Problem details —
Each entry below is to be written out exactly, and the pictures are to be left out.

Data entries
══════════════════════════════

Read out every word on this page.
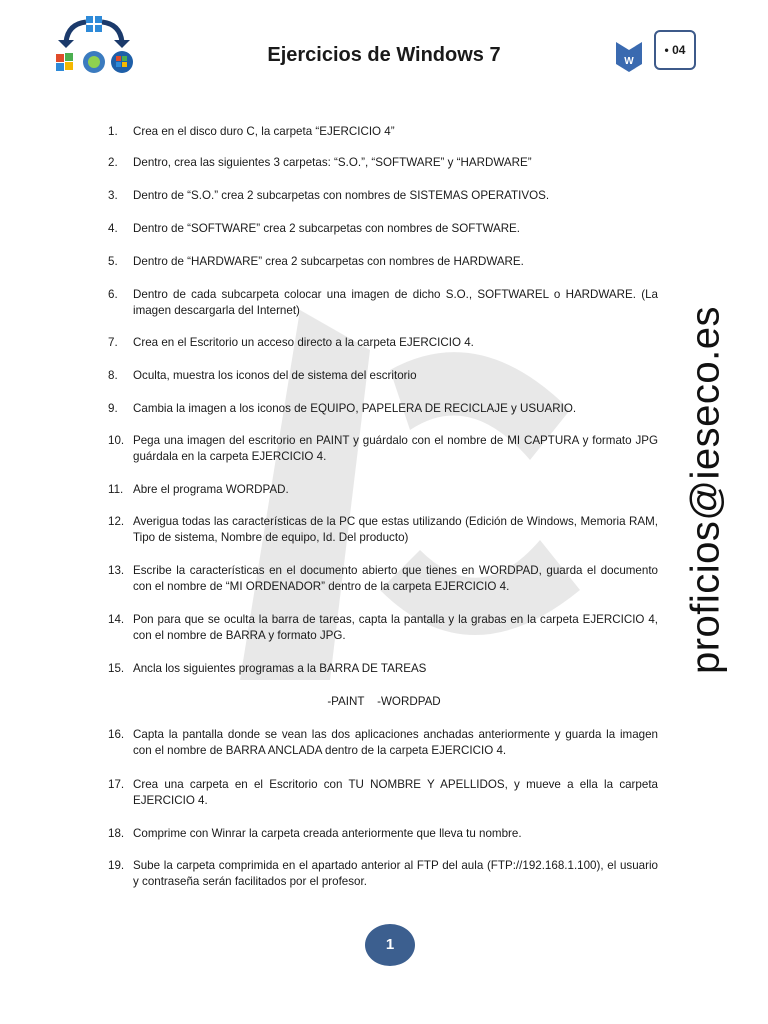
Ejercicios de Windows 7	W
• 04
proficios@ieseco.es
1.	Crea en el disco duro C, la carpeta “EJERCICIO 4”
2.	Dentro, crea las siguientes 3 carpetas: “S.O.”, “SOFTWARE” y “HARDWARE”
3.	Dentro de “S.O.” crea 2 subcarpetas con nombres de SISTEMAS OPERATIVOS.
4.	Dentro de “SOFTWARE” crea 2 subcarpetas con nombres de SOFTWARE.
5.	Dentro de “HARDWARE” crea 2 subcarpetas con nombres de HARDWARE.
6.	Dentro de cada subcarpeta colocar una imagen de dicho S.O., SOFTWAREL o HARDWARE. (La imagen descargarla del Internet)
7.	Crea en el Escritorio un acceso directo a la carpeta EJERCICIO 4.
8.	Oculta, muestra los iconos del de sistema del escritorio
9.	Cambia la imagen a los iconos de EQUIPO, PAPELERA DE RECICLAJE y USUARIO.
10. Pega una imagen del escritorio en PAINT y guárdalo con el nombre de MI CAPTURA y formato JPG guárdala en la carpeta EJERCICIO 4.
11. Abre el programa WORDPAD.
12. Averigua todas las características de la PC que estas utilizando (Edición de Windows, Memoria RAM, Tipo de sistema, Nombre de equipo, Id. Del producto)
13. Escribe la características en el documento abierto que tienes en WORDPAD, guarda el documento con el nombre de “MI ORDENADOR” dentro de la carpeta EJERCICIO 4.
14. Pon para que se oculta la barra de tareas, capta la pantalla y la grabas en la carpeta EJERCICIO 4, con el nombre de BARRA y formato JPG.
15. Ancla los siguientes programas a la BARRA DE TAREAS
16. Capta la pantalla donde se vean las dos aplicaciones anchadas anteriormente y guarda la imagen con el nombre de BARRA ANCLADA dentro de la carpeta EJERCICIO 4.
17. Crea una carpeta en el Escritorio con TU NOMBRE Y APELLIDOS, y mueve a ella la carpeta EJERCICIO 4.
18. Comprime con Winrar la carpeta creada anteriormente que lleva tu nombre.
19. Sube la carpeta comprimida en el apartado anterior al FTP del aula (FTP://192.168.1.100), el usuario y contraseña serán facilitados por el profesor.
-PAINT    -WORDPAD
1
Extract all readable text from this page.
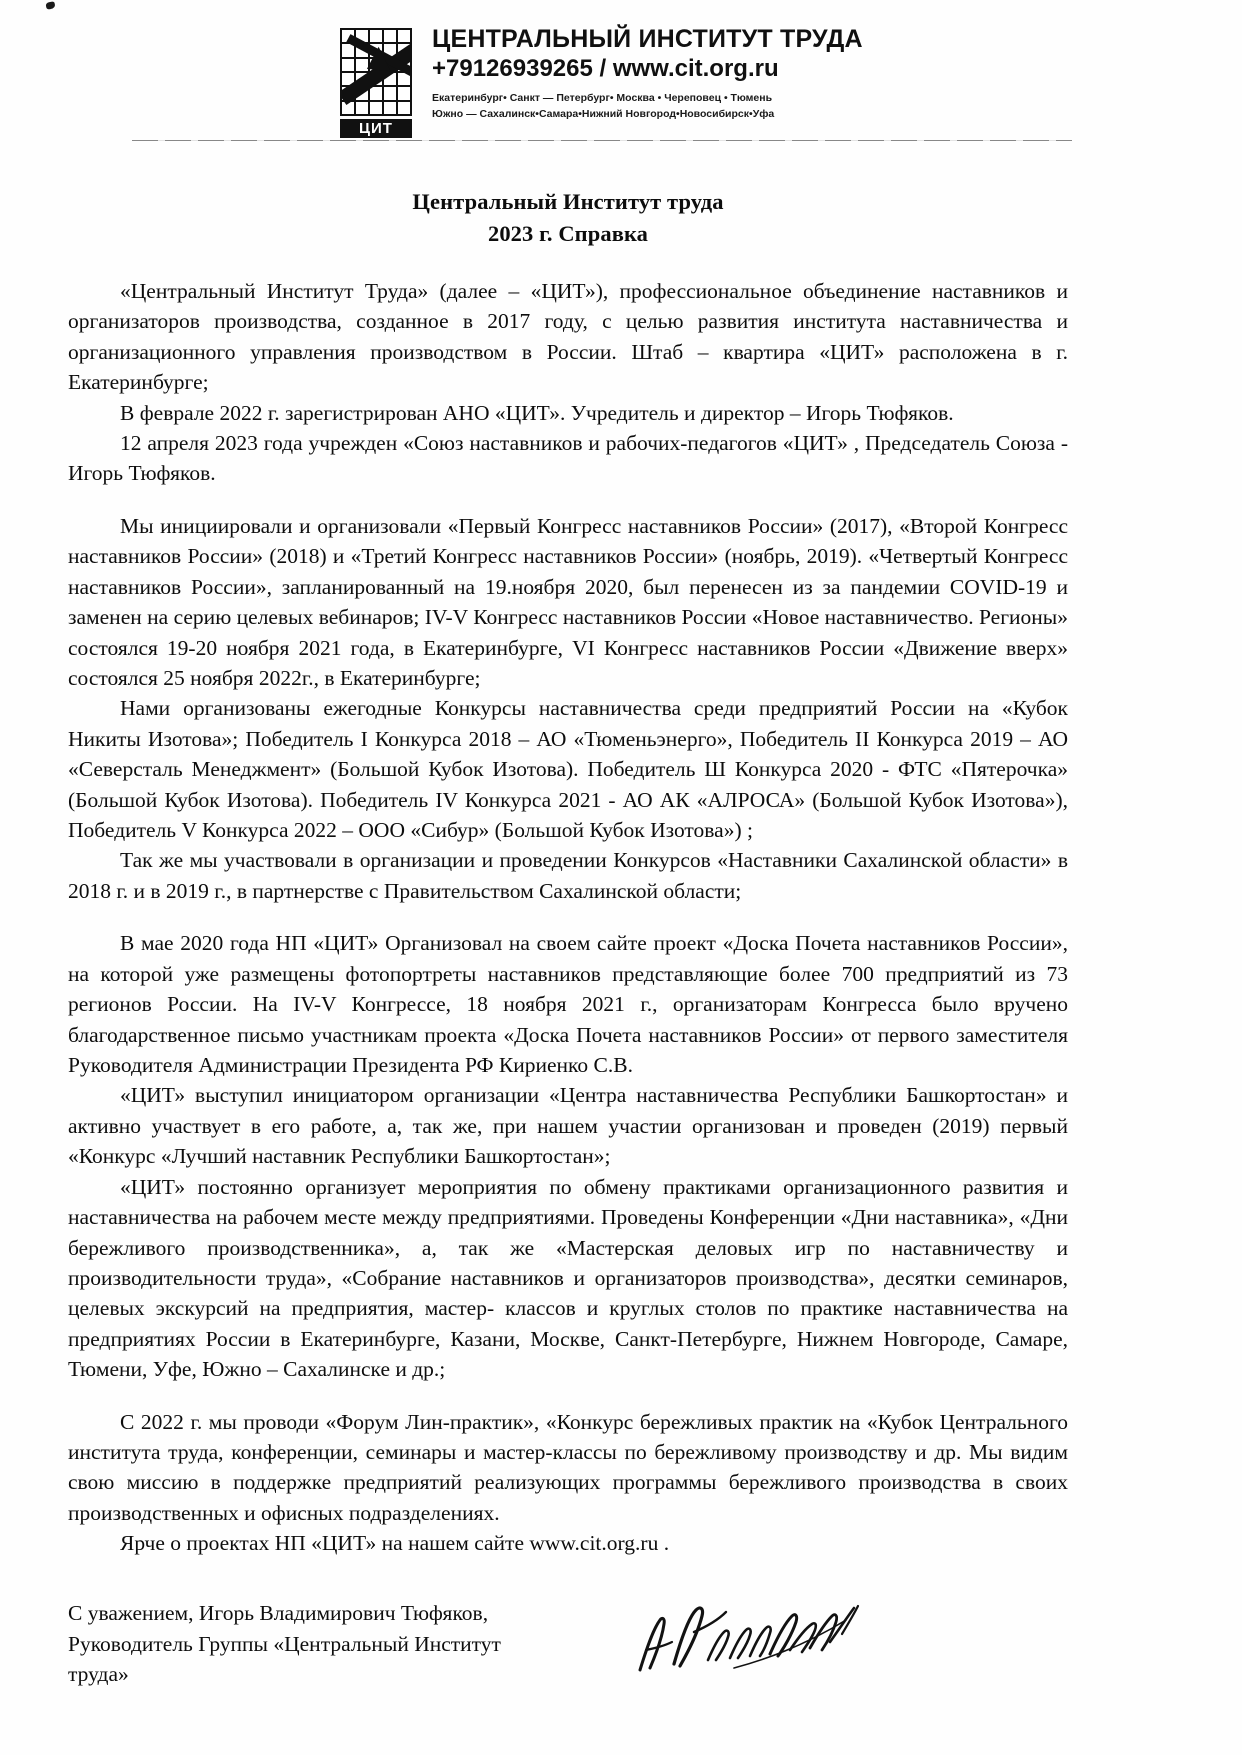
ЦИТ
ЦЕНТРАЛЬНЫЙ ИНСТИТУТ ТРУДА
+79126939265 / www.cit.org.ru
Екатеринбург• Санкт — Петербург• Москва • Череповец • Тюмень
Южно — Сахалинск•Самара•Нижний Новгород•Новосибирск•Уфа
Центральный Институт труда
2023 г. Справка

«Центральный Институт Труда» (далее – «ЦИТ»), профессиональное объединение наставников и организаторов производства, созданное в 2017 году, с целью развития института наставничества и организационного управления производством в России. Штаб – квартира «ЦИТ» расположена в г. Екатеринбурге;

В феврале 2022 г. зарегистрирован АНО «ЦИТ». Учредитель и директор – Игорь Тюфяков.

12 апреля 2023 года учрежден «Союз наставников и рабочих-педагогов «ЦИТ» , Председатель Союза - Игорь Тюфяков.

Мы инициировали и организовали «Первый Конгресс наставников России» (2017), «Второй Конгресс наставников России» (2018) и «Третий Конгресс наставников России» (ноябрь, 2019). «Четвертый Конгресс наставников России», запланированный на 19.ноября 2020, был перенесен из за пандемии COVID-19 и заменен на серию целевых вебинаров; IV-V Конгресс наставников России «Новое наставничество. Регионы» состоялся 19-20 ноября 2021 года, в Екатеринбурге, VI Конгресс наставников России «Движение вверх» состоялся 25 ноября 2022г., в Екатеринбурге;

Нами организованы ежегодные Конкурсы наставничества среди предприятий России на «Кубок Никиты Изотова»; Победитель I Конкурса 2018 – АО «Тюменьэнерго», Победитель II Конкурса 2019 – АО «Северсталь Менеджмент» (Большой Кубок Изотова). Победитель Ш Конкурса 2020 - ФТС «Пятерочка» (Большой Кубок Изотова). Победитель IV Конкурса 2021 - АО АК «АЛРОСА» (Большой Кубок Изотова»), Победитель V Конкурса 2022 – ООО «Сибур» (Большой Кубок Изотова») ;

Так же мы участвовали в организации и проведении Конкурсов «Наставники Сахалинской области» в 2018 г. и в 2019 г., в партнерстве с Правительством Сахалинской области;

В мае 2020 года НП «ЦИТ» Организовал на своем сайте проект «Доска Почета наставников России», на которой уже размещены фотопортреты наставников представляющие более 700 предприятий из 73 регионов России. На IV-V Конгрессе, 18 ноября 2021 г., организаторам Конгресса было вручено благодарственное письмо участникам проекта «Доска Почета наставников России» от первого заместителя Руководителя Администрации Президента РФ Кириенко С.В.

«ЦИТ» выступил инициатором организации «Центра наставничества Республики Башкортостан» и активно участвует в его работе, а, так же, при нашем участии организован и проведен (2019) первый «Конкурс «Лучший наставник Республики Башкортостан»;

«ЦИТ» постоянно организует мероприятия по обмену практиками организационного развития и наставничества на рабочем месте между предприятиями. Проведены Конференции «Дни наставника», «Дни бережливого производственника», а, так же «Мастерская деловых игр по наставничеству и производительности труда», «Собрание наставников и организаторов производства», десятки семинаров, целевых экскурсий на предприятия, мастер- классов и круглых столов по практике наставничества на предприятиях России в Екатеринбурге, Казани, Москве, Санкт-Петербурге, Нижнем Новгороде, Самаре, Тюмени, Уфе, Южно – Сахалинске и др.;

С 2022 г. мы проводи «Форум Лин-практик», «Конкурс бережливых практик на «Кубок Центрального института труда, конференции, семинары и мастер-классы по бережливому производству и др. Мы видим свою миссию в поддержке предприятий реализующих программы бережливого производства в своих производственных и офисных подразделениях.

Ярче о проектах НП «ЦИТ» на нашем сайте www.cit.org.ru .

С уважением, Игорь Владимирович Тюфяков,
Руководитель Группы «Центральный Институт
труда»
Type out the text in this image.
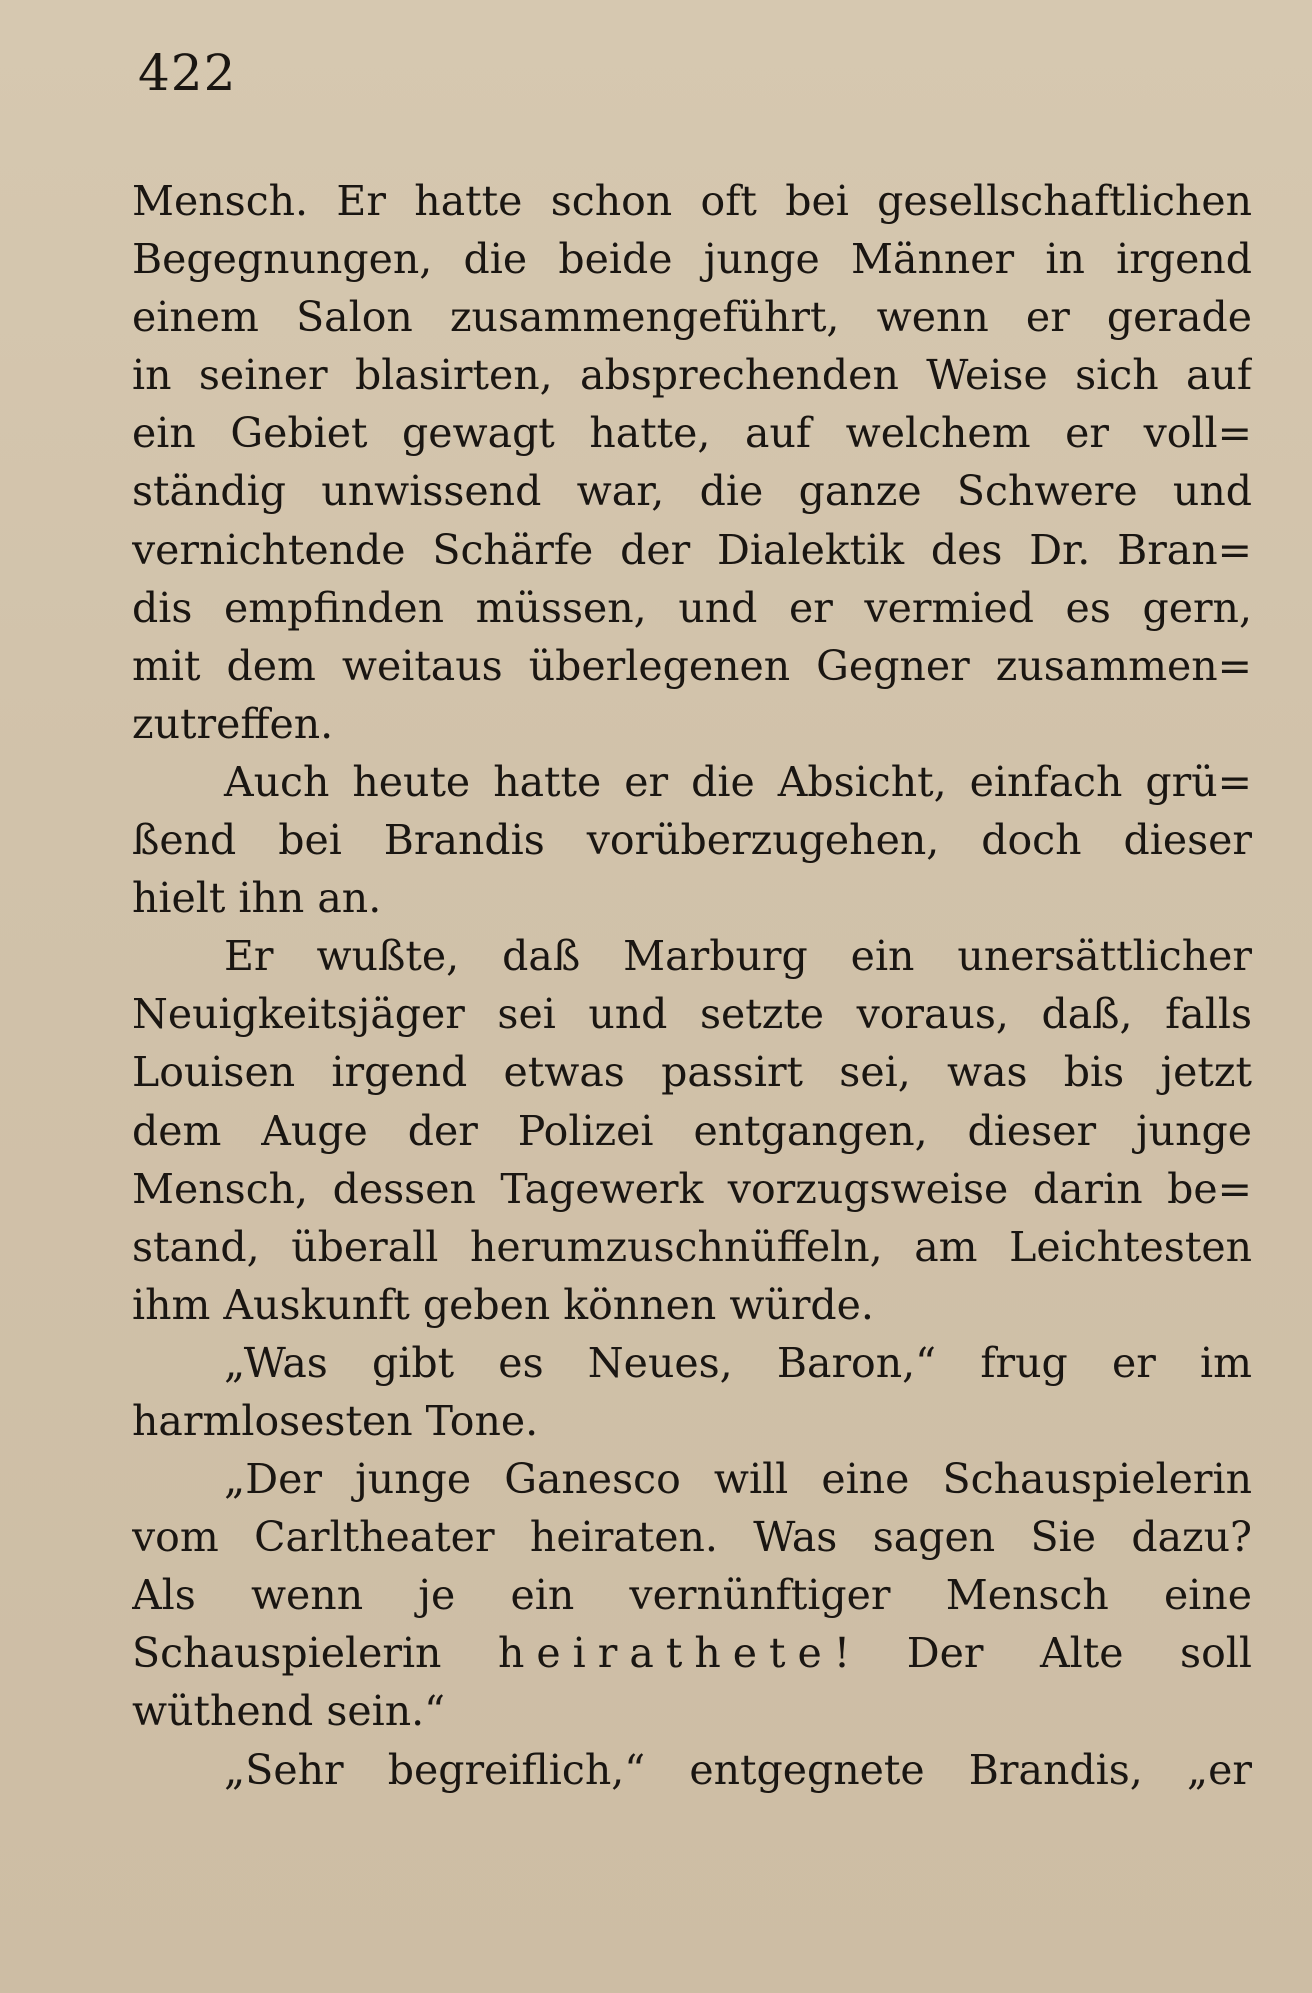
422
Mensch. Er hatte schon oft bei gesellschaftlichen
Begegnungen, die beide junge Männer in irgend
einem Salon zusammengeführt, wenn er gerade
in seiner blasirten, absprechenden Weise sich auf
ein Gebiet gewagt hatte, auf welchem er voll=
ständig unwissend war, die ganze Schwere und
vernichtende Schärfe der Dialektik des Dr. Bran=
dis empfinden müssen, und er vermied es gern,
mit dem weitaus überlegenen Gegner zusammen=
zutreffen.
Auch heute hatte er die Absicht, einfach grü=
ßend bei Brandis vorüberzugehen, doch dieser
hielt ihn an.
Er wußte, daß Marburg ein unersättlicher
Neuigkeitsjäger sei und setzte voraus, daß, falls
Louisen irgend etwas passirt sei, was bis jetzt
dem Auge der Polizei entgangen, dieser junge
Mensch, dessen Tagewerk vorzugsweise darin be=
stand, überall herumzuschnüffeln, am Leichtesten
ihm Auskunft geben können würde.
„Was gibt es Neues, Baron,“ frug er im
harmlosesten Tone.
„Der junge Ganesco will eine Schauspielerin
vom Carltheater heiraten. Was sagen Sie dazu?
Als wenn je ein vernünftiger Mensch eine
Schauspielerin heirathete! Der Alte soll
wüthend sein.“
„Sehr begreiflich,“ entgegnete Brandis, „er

══════════════════════════════

Written answer —
Read out every word on this page.
Ejercicios de Windows 7	W
• 04
proficios@ieseco.es
1.	Crea en el disco duro C, la carpeta “EJERCICIO 4”
2.	Dentro, crea las siguientes 3 carpetas: “S.O.”, “SOFTWARE” y “HARDWARE”
3.	Dentro de “S.O.” crea 2 subcarpetas con nombres de SISTEMAS OPERATIVOS.
4.	Dentro de “SOFTWARE” crea 2 subcarpetas con nombres de SOFTWARE.
5.	Dentro de “HARDWARE” crea 2 subcarpetas con nombres de HARDWARE.
6.	Dentro de cada subcarpeta colocar una imagen de dicho S.O., SOFTWAREL o HARDWARE. (La imagen descargarla del Internet)
7.	Crea en el Escritorio un acceso directo a la carpeta EJERCICIO 4.
8.	Oculta, muestra los iconos del de sistema del escritorio
9.	Cambia la imagen a los iconos de EQUIPO, PAPELERA DE RECICLAJE y USUARIO.
10. Pega una imagen del escritorio en PAINT y guárdalo con el nombre de MI CAPTURA y formato JPG guárdala en la carpeta EJERCICIO 4.
11. Abre el programa WORDPAD.
12. Averigua todas las características de la PC que estas utilizando (Edición de Windows, Memoria RAM, Tipo de sistema, Nombre de equipo, Id. Del producto)
13. Escribe la características en el documento abierto que tienes en WORDPAD, guarda el documento con el nombre de “MI ORDENADOR” dentro de la carpeta EJERCICIO 4.
14. Pon para que se oculta la barra de tareas, capta la pantalla y la grabas en la carpeta EJERCICIO 4, con el nombre de BARRA y formato JPG.
15. Ancla los siguientes programas a la BARRA DE TAREAS
16. Capta la pantalla donde se vean las dos aplicaciones anchadas anteriormente y guarda la imagen con el nombre de BARRA ANCLADA dentro de la carpeta EJERCICIO 4.
17. Crea una carpeta en el Escritorio con TU NOMBRE Y APELLIDOS, y mueve a ella la carpeta EJERCICIO 4.
18. Comprime con Winrar la carpeta creada anteriormente que lleva tu nombre.
19. Sube la carpeta comprimida en el apartado anterior al FTP del aula (FTP://192.168.1.100), el usuario y contraseña serán facilitados por el profesor.
-PAINT    -WORDPAD
1
Extract all readable text from this page.
ЦИТ
ЦЕНТРАЛЬНЫЙ ИНСТИТУТ ТРУДА
+79126939265 / www.cit.org.ru
Екатеринбург• Санкт — Петербург• Москва • Череповец • Тюмень
Южно — Сахалинск•Самара•Нижний Новгород•Новосибирск•Уфа
Центральный Институт труда
2023 г. Справка

«Центральный Институт Труда» (далее – «ЦИТ»), профессиональное объединение наставников и организаторов производства, созданное в 2017 году, с целью развития института наставничества и организационного управления производством в России. Штаб – квартира «ЦИТ» расположена в г. Екатеринбурге;

В феврале 2022 г. зарегистрирован АНО «ЦИТ». Учредитель и директор – Игорь Тюфяков.

12 апреля 2023 года учрежден «Союз наставников и рабочих-педагогов «ЦИТ» , Председатель Союза - Игорь Тюфяков.

Мы инициировали и организовали «Первый Конгресс наставников России» (2017), «Второй Конгресс наставников России» (2018) и «Третий Конгресс наставников России» (ноябрь, 2019). «Четвертый Конгресс наставников России», запланированный на 19.ноября 2020, был перенесен из за пандемии COVID-19 и заменен на серию целевых вебинаров; IV-V Конгресс наставников России «Новое наставничество. Регионы» состоялся 19-20 ноября 2021 года, в Екатеринбурге, VI Конгресс наставников России «Движение вверх» состоялся 25 ноября 2022г., в Екатеринбурге;

Нами организованы ежегодные Конкурсы наставничества среди предприятий России на «Кубок Никиты Изотова»; Победитель I Конкурса 2018 – АО «Тюменьэнерго», Победитель II Конкурса 2019 – АО «Северсталь Менеджмент» (Большой Кубок Изотова). Победитель Ш Конкурса 2020 - ФТС «Пятерочка» (Большой Кубок Изотова). Победитель IV Конкурса 2021 - АО АК «АЛРОСА» (Большой Кубок Изотова»), Победитель V Конкурса 2022 – ООО «Сибур» (Большой Кубок Изотова») ;

Так же мы участвовали в организации и проведении Конкурсов «Наставники Сахалинской области» в 2018 г. и в 2019 г., в партнерстве с Правительством Сахалинской области;

В мае 2020 года НП «ЦИТ» Организовал на своем сайте проект «Доска Почета наставников России», на которой уже размещены фотопортреты наставников представляющие более 700 предприятий из 73 регионов России. На IV-V Конгрессе, 18 ноября 2021 г., организаторам Конгресса было вручено благодарственное письмо участникам проекта «Доска Почета наставников России» от первого заместителя Руководителя Администрации Президента РФ Кириенко С.В.

«ЦИТ» выступил инициатором организации «Центра наставничества Республики Башкортостан» и активно участвует в его работе, а, так же, при нашем участии организован и проведен (2019) первый «Конкурс «Лучший наставник Республики Башкортостан»;

«ЦИТ» постоянно организует мероприятия по обмену практиками организационного развития и наставничества на рабочем месте между предприятиями. Проведены Конференции «Дни наставника», «Дни бережливого производственника», а, так же «Мастерская деловых игр по наставничеству и производительности труда», «Собрание наставников и организаторов производства», десятки семинаров, целевых экскурсий на предприятия, мастер- классов и круглых столов по практике наставничества на предприятиях России в Екатеринбурге, Казани, Москве, Санкт-Петербурге, Нижнем Новгороде, Самаре, Тюмени, Уфе, Южно – Сахалинске и др.;

С 2022 г. мы проводи «Форум Лин-практик», «Конкурс бережливых практик на «Кубок Центрального института труда, конференции, семинары и мастер-классы по бережливому производству и др. Мы видим свою миссию в поддержке предприятий реализующих программы бережливого производства в своих производственных и офисных подразделениях.

Ярче о проектах НП «ЦИТ» на нашем сайте www.cit.org.ru .

С уважением, Игорь Владимирович Тюфяков,
Руководитель Группы «Центральный Институт
труда»
Type out the text in this image.
422
Mensch. Er hatte schon oft bei gesellschaftlichen
Begegnungen, die beide junge Männer in irgend
einem Salon zusammengeführt, wenn er gerade
in seiner blasirten, absprechenden Weise sich auf
ein Gebiet gewagt hatte, auf welchem er voll=
ständig unwissend war, die ganze Schwere und
vernichtende Schärfe der Dialektik des Dr. Bran=
dis empfinden müssen, und er vermied es gern,
mit dem weitaus überlegenen Gegner zusammen=
zutreffen.
Auch heute hatte er die Absicht, einfach grü=
ßend bei Brandis vorüberzugehen, doch dieser
hielt ihn an.
Er wußte, daß Marburg ein unersättlicher
Neuigkeitsjäger sei und setzte voraus, daß, falls
Louisen irgend etwas passirt sei, was bis jetzt
dem Auge der Polizei entgangen, dieser junge
Mensch, dessen Tagewerk vorzugsweise darin be=
stand, überall herumzuschnüffeln, am Leichtesten
ihm Auskunft geben können würde.
„Was gibt es Neues, Baron,“ frug er im
harmlosesten Tone.
„Der junge Ganesco will eine Schauspielerin
vom Carltheater heiraten. Was sagen Sie dazu?
Als wenn je ein vernünftiger Mensch eine
Schauspielerin heirathete! Der Alte soll
wüthend sein.“
„Sehr begreiflich,“ entgegnete Brandis, „er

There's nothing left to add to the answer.